PROBLEM TO WORK ON -
Look for the line containing "Transcribe the text in this document." in the listing below. Retype that line and every subsequent line through the last one, and only those.

[Saved data entries]
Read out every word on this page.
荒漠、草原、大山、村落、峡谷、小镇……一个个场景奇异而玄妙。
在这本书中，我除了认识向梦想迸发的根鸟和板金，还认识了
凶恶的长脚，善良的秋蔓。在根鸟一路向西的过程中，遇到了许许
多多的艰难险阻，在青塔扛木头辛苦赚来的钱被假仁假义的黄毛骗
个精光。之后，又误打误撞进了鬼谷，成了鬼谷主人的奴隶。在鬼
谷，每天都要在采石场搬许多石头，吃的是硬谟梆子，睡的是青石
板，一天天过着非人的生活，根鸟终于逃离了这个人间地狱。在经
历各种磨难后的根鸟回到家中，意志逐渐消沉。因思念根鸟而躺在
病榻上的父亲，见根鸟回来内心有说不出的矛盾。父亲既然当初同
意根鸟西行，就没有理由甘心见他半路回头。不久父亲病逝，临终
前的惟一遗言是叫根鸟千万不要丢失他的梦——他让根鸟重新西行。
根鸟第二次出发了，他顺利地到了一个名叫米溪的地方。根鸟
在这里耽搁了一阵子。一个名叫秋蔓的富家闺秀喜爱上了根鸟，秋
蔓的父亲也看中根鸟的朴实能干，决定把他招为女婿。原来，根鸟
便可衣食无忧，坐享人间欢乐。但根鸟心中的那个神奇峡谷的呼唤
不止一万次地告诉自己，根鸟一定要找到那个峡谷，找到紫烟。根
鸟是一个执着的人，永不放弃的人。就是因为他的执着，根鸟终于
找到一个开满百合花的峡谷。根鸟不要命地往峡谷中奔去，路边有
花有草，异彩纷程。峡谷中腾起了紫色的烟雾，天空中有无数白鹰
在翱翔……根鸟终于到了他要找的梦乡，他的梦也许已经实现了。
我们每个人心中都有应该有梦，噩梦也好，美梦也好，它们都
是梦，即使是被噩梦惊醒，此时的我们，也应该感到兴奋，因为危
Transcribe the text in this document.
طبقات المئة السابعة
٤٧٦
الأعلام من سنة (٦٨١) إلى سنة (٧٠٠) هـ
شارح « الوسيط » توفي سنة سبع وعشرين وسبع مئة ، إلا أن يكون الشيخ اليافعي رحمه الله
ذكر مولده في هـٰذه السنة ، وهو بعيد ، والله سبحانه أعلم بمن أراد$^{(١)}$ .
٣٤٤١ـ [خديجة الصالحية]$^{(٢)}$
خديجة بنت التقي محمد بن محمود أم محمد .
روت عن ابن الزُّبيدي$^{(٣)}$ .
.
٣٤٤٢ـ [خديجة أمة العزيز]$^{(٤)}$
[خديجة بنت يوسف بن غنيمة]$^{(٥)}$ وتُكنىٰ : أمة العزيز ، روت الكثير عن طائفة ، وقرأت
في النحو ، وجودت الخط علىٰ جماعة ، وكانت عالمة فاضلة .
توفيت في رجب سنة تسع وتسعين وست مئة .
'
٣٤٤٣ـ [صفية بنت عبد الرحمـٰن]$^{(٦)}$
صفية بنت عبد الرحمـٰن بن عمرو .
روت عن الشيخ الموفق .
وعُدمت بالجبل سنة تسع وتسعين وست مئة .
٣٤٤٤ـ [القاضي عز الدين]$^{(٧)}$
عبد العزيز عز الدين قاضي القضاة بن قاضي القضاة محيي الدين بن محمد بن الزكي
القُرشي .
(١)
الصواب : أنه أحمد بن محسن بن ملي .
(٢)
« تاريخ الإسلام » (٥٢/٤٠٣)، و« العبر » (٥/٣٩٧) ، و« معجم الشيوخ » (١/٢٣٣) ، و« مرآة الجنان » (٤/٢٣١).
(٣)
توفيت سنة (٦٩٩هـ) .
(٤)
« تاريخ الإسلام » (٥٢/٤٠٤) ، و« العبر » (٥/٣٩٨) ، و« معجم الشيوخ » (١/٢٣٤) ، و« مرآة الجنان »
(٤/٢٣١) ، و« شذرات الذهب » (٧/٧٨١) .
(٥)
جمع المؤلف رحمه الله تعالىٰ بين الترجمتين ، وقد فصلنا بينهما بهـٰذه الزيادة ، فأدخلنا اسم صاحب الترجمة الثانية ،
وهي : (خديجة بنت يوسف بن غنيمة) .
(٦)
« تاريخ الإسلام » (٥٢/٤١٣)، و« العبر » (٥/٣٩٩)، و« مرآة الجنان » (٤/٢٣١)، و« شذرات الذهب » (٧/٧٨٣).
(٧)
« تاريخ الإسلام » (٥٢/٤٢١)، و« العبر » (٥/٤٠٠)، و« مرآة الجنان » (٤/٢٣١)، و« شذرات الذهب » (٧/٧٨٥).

WRITTEN RESPONSE -
Transcribe the text in this document.
طبقات المئة السابعة
٤٧٦
الأعلام من سنة (٦٨١) إلى سنة (٧٠٠) هـ
شارح « الوسيط » توفي سنة سبع وعشرين وسبع مئة ، إلا أن يكون الشيخ اليافعي رحمه الله
ذكر مولده في هـٰذه السنة ، وهو بعيد ، والله سبحانه أعلم بمن أراد$^{(١)}$ .
٣٤٤١ـ [خديجة الصالحية]$^{(٢)}$
خديجة بنت التقي محمد بن محمود أم محمد .
روت عن ابن الزُّبيدي$^{(٣)}$ .
.
٣٤٤٢ـ [خديجة أمة العزيز]$^{(٤)}$
[خديجة بنت يوسف بن غنيمة]$^{(٥)}$ وتُكنىٰ : أمة العزيز ، روت الكثير عن طائفة ، وقرأت
في النحو ، وجودت الخط علىٰ جماعة ، وكانت عالمة فاضلة .
توفيت في رجب سنة تسع وتسعين وست مئة .
'
٣٤٤٣ـ [صفية بنت عبد الرحمـٰن]$^{(٦)}$
صفية بنت عبد الرحمـٰن بن عمرو .
روت عن الشيخ الموفق .
وعُدمت بالجبل سنة تسع وتسعين وست مئة .
٣٤٤٤ـ [القاضي عز الدين]$^{(٧)}$
عبد العزيز عز الدين قاضي القضاة بن قاضي القضاة محيي الدين بن محمد بن الزكي
القُرشي .
(١)
الصواب : أنه أحمد بن محسن بن ملي .
(٢)
« تاريخ الإسلام » (٥٢/٤٠٣)، و« العبر » (٥/٣٩٧) ، و« معجم الشيوخ » (١/٢٣٣) ، و« مرآة الجنان » (٤/٢٣١).
(٣)
توفيت سنة (٦٩٩هـ) .
(٤)
« تاريخ الإسلام » (٥٢/٤٠٤) ، و« العبر » (٥/٣٩٨) ، و« معجم الشيوخ » (١/٢٣٤) ، و« مرآة الجنان »
(٤/٢٣١) ، و« شذرات الذهب » (٧/٧٨١) .
(٥)
جمع المؤلف رحمه الله تعالىٰ بين الترجمتين ، وقد فصلنا بينهما بهـٰذه الزيادة ، فأدخلنا اسم صاحب الترجمة الثانية ،
وهي : (خديجة بنت يوسف بن غنيمة) .
(٦)
« تاريخ الإسلام » (٥٢/٤١٣)، و« العبر » (٥/٣٩٩)، و« مرآة الجنان » (٤/٢٣١)، و« شذرات الذهب » (٧/٧٨٣).
(٧)
« تاريخ الإسلام » (٥٢/٤٢١)، و« العبر » (٥/٤٠٠)، و« مرآة الجنان » (٤/٢٣١)، و« شذرات الذهب » (٧/٧٨٥).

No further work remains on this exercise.